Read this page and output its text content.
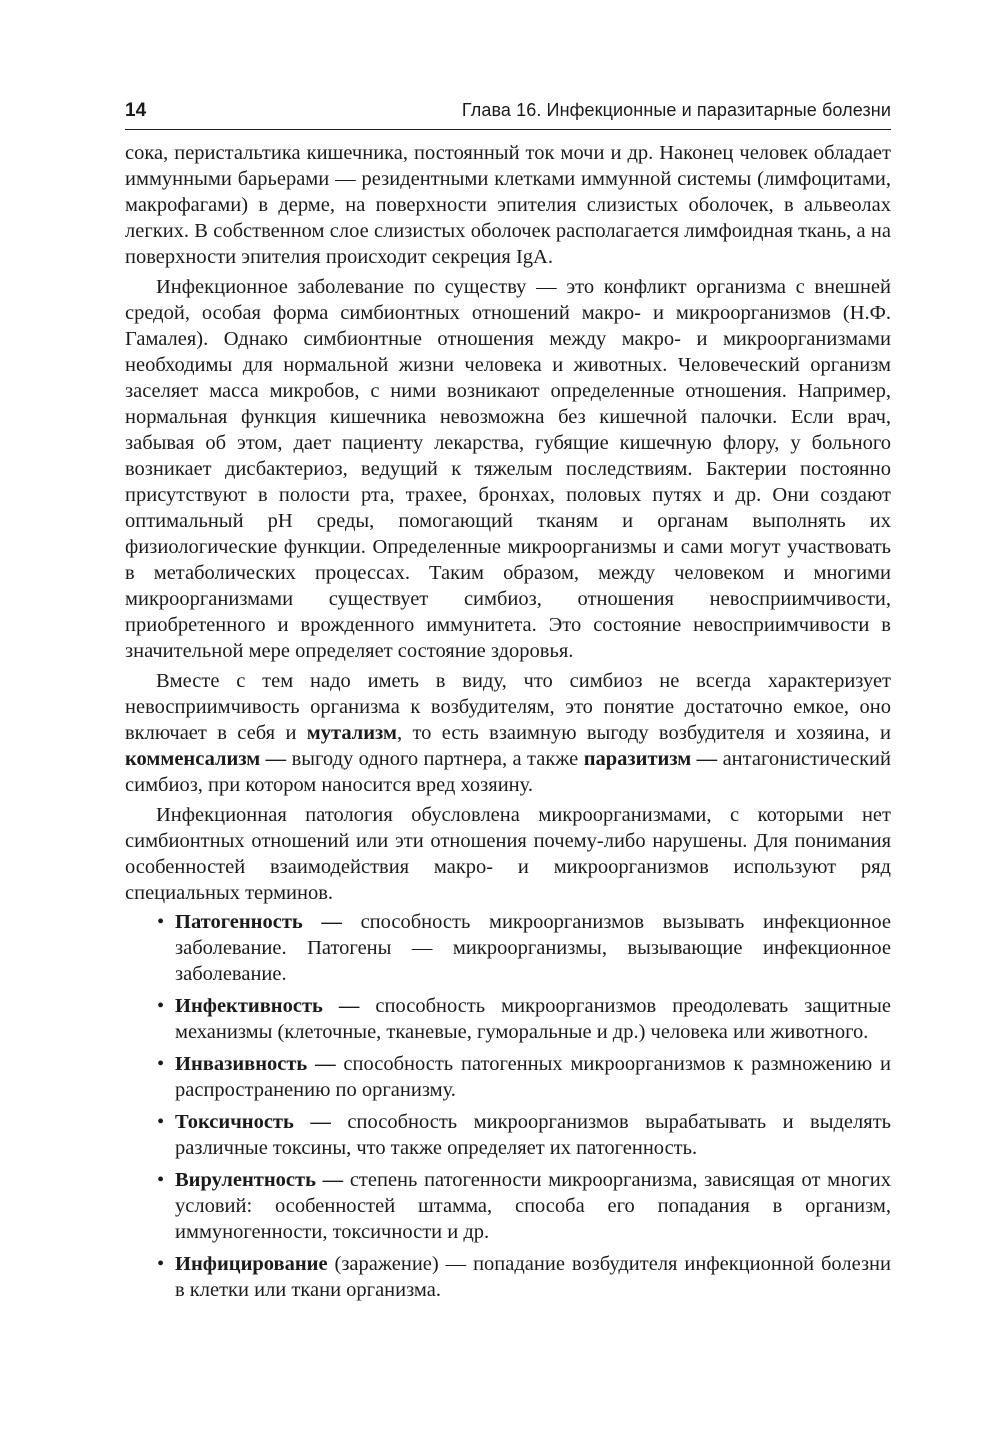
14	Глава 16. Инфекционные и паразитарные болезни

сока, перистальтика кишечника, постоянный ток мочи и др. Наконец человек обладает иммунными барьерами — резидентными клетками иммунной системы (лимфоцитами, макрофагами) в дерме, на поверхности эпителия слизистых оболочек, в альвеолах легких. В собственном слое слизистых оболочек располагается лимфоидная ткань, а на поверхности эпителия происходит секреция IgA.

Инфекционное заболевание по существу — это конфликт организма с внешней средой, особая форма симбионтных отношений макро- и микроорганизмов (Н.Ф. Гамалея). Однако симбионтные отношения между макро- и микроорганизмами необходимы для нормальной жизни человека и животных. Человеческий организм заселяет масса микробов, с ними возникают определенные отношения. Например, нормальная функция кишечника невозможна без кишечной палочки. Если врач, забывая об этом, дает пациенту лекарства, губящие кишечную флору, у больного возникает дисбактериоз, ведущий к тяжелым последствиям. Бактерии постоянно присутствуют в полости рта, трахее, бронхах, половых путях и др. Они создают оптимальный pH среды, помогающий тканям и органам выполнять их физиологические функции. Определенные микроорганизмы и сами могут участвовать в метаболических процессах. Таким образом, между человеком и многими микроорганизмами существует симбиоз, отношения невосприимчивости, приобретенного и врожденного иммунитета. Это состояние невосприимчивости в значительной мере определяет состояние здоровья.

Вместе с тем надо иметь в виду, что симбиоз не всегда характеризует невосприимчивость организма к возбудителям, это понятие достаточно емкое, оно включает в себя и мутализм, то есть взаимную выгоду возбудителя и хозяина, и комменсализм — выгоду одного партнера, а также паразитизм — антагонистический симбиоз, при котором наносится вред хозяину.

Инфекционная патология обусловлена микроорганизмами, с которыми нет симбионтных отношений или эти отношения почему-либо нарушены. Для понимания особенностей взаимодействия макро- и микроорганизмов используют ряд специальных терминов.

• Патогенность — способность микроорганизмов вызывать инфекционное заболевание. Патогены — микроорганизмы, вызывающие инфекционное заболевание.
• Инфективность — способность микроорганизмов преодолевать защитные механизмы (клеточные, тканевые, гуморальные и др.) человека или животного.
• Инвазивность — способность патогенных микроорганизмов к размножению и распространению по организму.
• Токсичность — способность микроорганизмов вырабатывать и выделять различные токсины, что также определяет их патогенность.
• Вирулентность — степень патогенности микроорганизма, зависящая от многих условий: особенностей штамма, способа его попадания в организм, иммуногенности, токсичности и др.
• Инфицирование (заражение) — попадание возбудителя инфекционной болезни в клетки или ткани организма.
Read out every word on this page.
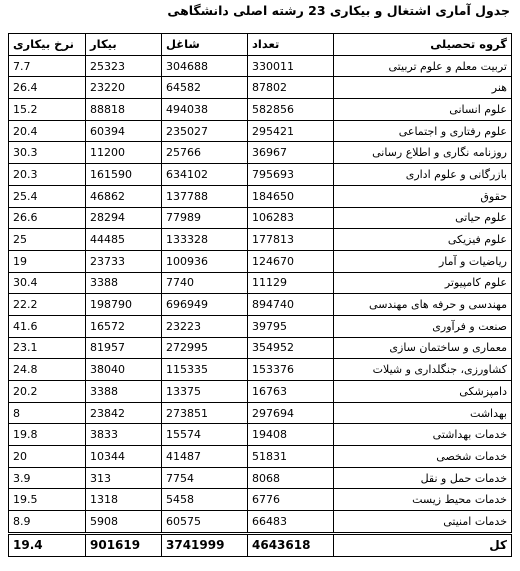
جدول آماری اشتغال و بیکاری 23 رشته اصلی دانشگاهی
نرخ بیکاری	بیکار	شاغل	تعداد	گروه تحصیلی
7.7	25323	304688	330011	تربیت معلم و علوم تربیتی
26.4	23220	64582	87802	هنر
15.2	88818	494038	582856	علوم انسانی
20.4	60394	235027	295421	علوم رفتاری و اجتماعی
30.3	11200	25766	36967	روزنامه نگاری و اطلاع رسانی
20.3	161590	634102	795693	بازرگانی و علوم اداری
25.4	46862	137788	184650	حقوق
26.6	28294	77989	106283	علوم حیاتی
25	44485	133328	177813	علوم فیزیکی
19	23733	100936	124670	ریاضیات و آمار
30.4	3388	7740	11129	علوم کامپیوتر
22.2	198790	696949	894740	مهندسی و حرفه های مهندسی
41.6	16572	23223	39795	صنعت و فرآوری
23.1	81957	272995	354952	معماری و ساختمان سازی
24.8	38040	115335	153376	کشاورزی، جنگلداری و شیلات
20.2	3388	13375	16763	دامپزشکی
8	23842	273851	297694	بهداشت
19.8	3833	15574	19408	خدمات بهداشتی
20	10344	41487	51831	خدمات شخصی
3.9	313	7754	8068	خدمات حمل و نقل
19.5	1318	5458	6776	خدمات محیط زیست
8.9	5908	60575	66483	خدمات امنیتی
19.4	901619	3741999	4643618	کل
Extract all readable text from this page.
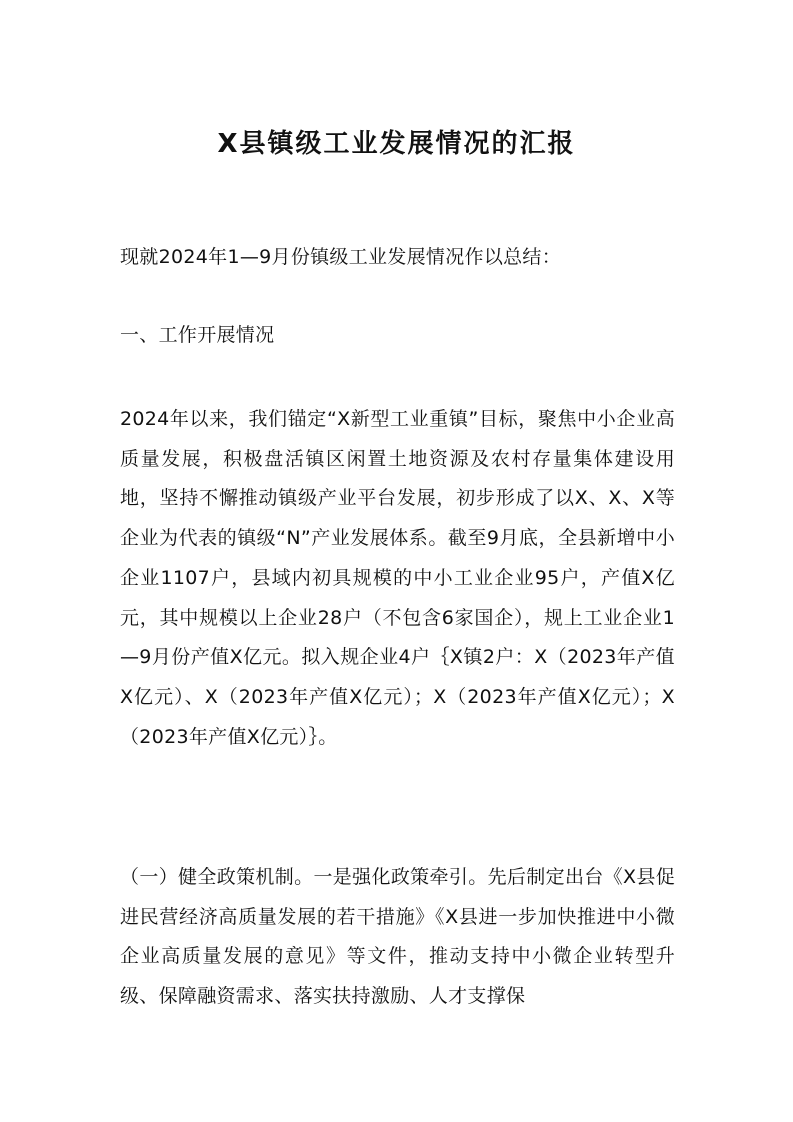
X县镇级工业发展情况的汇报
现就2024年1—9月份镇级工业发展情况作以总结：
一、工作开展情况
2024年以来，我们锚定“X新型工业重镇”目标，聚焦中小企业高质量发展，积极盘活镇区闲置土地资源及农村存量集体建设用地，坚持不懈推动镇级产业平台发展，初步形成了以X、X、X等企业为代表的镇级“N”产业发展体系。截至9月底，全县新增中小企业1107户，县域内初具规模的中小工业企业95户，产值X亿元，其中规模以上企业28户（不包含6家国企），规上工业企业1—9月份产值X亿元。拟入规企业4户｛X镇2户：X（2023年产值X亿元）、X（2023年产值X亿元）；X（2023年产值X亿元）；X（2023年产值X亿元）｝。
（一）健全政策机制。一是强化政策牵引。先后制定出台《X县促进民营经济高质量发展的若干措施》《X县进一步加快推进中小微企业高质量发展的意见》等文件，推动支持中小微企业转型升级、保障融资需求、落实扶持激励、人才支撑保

* * *

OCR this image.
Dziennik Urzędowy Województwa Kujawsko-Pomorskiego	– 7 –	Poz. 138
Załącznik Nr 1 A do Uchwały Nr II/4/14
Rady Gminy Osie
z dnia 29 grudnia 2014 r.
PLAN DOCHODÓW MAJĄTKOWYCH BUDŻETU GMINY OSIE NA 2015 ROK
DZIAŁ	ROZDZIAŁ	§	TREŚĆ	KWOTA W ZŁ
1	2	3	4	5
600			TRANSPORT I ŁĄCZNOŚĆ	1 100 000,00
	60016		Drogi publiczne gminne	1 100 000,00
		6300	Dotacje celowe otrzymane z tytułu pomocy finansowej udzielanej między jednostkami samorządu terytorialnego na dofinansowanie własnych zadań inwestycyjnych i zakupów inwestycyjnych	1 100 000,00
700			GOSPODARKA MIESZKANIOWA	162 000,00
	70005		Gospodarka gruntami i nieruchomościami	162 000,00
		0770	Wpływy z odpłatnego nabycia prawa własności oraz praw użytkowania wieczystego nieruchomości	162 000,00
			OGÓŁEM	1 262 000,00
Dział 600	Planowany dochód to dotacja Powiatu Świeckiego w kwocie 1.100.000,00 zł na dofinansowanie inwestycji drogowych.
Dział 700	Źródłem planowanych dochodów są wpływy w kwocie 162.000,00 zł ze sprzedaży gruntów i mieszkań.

--

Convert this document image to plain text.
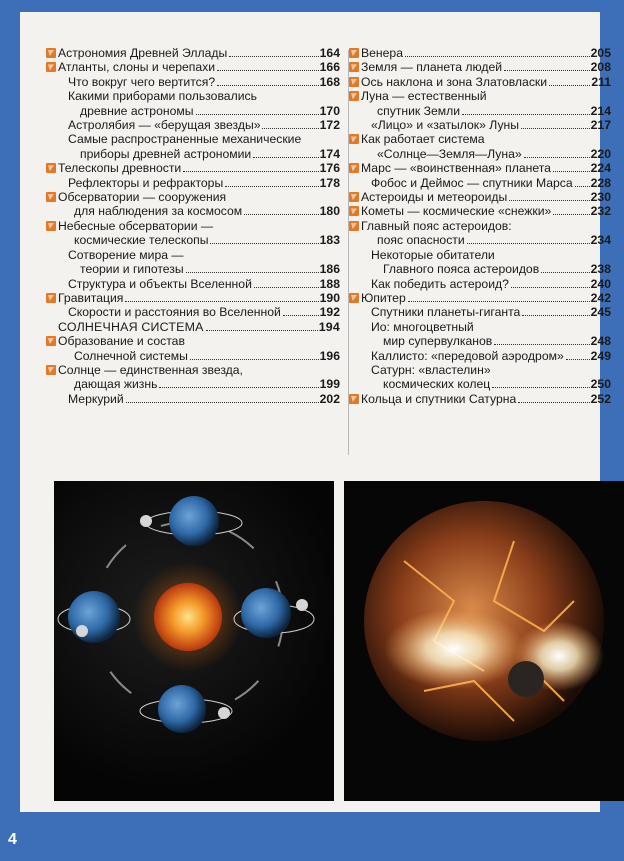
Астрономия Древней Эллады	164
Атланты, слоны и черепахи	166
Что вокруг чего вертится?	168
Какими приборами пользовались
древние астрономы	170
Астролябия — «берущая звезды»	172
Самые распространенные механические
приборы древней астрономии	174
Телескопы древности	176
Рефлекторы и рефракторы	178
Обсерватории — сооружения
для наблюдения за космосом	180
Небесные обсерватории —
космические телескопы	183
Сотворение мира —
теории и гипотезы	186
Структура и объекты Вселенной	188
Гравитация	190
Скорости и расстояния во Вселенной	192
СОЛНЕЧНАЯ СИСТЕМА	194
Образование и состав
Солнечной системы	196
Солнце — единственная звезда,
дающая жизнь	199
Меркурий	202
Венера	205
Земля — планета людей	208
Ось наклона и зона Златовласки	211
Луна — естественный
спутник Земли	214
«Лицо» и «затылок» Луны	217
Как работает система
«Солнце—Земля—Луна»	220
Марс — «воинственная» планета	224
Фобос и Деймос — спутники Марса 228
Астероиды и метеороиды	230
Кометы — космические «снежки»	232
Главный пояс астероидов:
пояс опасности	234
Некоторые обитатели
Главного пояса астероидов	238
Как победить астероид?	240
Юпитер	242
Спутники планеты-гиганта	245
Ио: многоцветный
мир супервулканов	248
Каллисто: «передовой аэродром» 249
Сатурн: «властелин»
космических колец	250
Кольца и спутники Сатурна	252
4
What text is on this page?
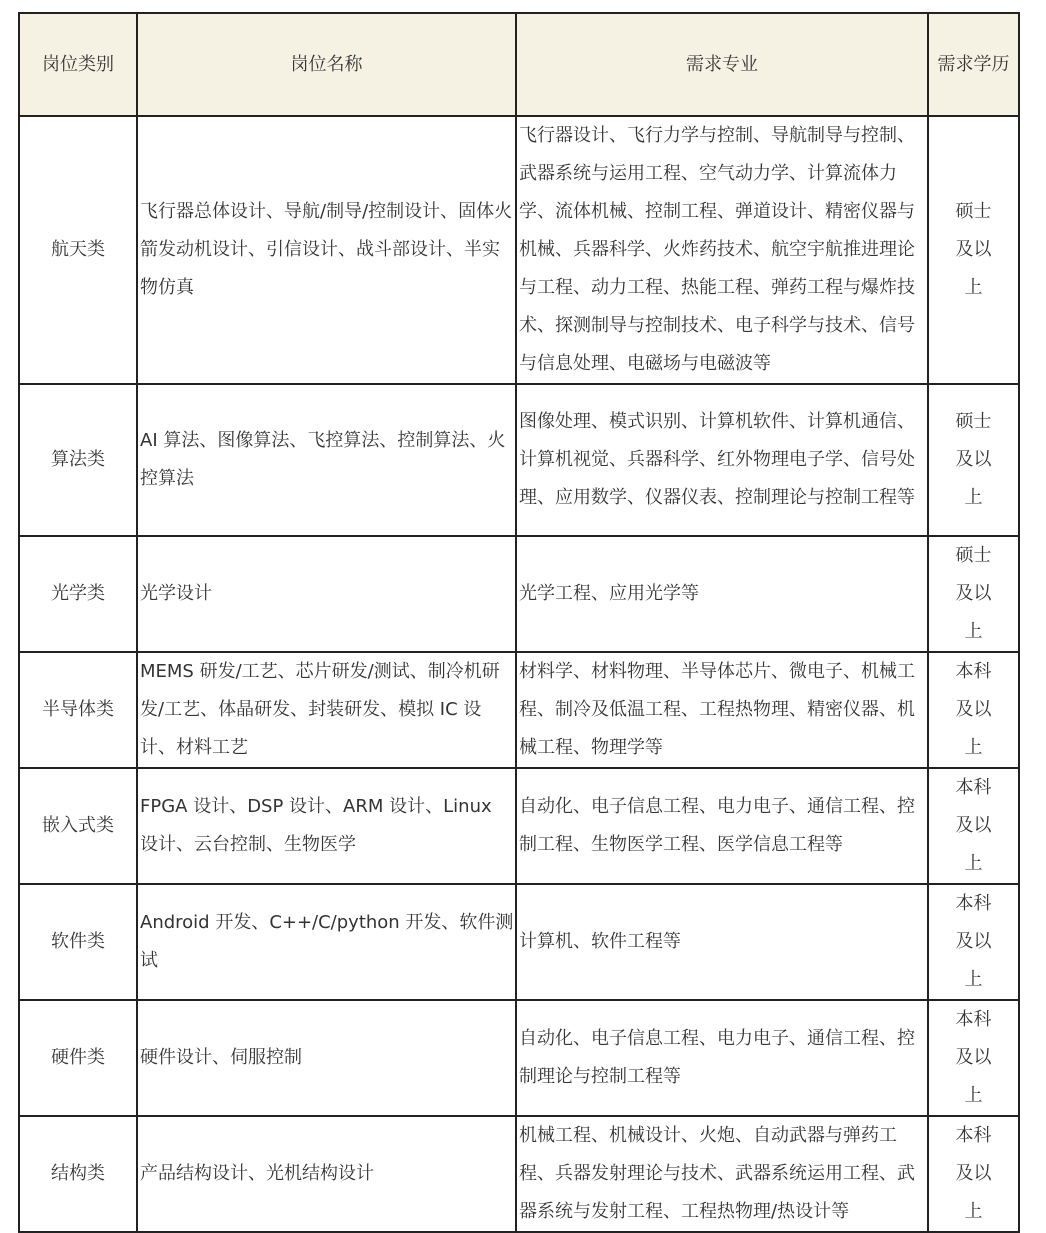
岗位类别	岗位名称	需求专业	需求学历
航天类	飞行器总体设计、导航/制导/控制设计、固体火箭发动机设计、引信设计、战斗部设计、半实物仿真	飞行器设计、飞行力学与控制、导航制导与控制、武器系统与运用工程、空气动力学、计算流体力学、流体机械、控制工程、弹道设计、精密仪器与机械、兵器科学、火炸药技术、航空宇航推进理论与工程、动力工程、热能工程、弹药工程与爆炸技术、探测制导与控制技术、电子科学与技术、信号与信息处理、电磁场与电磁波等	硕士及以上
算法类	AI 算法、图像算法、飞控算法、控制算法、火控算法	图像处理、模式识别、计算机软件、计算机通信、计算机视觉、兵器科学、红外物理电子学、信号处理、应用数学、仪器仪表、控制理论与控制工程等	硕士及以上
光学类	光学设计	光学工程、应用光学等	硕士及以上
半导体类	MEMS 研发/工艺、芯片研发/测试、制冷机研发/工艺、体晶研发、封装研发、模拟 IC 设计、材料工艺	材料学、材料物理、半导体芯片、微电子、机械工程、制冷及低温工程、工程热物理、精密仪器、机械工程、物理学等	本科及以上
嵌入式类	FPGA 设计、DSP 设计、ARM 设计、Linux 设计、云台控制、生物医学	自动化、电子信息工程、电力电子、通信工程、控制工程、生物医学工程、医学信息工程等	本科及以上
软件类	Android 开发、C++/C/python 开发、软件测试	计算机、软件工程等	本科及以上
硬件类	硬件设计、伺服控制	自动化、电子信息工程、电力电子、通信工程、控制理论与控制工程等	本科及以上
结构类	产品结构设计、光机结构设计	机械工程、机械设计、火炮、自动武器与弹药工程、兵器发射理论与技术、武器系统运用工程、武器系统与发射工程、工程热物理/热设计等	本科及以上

▶ [What you have to do]:
From the entries above, return each line with the word "通信工程" in it.

▶ [Answer to the exercise]:
嵌入式类	FPGA 设计、DSP 设计、ARM 设计、Linux 设计、云台控制、生物医学	自动化、电子信息工程、电力电子、通信工程、控制工程、生物医学工程、医学信息工程等	本科及以上
硬件类	硬件设计、伺服控制	自动化、电子信息工程、电力电子、通信工程、控制理论与控制工程等	本科及以上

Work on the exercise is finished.